Where a line holds the string "např", return that line.

[Collected data]
-*-*-

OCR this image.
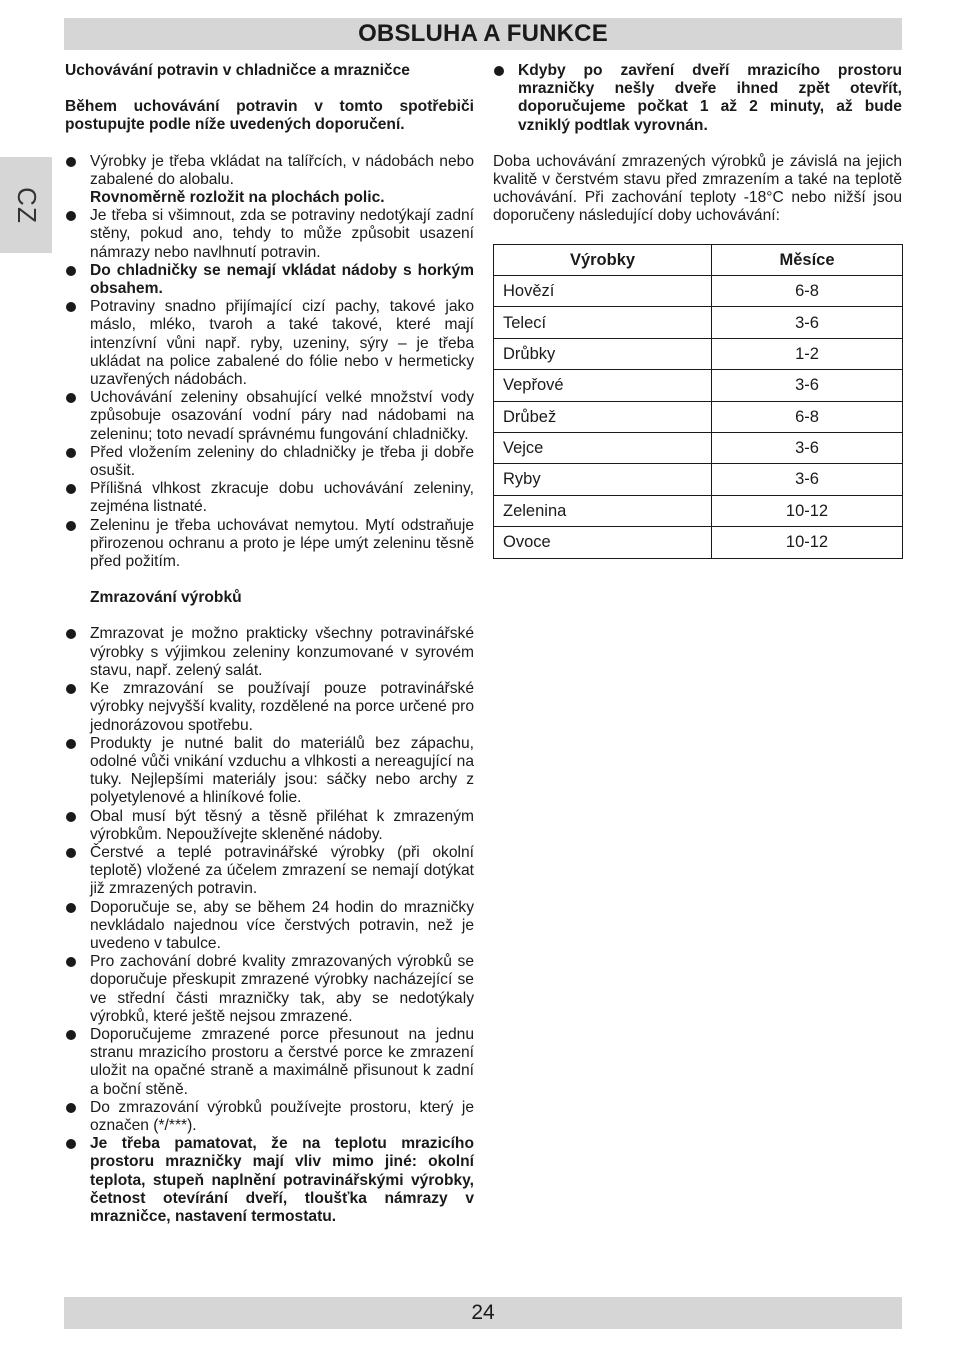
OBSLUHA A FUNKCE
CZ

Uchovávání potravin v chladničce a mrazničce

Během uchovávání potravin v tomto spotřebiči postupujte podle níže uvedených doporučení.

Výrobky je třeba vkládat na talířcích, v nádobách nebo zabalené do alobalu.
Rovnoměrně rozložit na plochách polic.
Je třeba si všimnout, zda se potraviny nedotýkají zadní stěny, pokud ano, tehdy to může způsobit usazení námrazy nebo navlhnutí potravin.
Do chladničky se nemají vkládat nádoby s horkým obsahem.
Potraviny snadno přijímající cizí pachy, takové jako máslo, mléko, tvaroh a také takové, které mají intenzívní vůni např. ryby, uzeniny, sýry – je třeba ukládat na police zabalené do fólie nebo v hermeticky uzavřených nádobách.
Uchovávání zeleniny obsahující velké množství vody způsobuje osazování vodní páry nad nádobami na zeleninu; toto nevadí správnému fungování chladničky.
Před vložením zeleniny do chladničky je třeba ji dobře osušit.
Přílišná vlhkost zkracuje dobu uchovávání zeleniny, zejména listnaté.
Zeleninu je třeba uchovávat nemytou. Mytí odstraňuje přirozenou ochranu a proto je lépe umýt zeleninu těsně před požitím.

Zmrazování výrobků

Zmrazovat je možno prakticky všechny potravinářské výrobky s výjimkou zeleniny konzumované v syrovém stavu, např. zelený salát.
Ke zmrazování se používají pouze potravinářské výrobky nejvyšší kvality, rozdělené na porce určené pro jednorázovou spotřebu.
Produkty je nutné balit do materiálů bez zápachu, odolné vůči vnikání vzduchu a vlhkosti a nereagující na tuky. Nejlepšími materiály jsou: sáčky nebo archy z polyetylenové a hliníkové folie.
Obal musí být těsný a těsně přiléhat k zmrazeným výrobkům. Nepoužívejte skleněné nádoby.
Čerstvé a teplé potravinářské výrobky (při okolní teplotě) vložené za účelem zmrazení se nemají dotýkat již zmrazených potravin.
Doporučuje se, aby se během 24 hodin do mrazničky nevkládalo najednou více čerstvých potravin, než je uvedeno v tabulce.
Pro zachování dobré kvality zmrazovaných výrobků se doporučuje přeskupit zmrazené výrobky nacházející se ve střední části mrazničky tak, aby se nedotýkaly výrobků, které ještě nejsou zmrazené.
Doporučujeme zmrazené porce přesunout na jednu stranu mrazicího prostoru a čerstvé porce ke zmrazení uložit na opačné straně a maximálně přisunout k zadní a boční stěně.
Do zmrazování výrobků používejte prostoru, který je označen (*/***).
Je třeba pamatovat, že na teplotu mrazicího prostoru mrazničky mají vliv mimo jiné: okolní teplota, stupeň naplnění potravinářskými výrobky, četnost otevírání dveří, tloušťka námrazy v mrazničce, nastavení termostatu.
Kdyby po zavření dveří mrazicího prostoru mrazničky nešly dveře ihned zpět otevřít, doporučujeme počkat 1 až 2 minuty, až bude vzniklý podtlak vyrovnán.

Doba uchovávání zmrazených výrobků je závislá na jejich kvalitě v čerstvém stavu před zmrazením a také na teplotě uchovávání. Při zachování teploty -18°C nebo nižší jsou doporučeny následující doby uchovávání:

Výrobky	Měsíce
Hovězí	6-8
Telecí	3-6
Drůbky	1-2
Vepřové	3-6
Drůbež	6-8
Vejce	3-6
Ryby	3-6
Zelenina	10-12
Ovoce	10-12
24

-*-*-

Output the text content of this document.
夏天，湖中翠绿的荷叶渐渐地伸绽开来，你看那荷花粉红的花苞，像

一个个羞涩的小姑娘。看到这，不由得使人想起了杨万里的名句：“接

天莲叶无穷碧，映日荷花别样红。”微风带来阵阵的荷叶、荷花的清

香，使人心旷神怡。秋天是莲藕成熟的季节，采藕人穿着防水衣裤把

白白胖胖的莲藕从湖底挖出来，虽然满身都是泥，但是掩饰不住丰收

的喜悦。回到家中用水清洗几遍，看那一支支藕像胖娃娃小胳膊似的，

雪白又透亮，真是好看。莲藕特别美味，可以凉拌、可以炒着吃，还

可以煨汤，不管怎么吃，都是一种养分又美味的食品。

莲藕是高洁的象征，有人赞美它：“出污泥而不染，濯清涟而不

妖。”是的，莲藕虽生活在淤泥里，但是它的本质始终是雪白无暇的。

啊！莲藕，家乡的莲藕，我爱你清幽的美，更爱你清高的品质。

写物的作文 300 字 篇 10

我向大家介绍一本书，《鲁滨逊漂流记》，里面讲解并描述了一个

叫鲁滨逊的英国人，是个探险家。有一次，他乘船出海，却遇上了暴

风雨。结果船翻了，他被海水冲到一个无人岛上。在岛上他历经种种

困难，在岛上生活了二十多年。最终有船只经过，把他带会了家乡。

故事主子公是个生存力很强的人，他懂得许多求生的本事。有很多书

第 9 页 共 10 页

-*-*-

Task solution:
Potraviny snadno přijímající cizí pachy, takové jako máslo, mléko, tvaroh a také takové, které mají intenzívní vůni např. ryby, uzeniny, sýry – je třeba ukládat na police zabalené do fólie nebo v hermeticky uzavřených nádobách.
Zmrazovat je možno prakticky všechny potravinářské výrobky s výjimkou zeleniny konzumované v syrovém stavu, např. zelený salát.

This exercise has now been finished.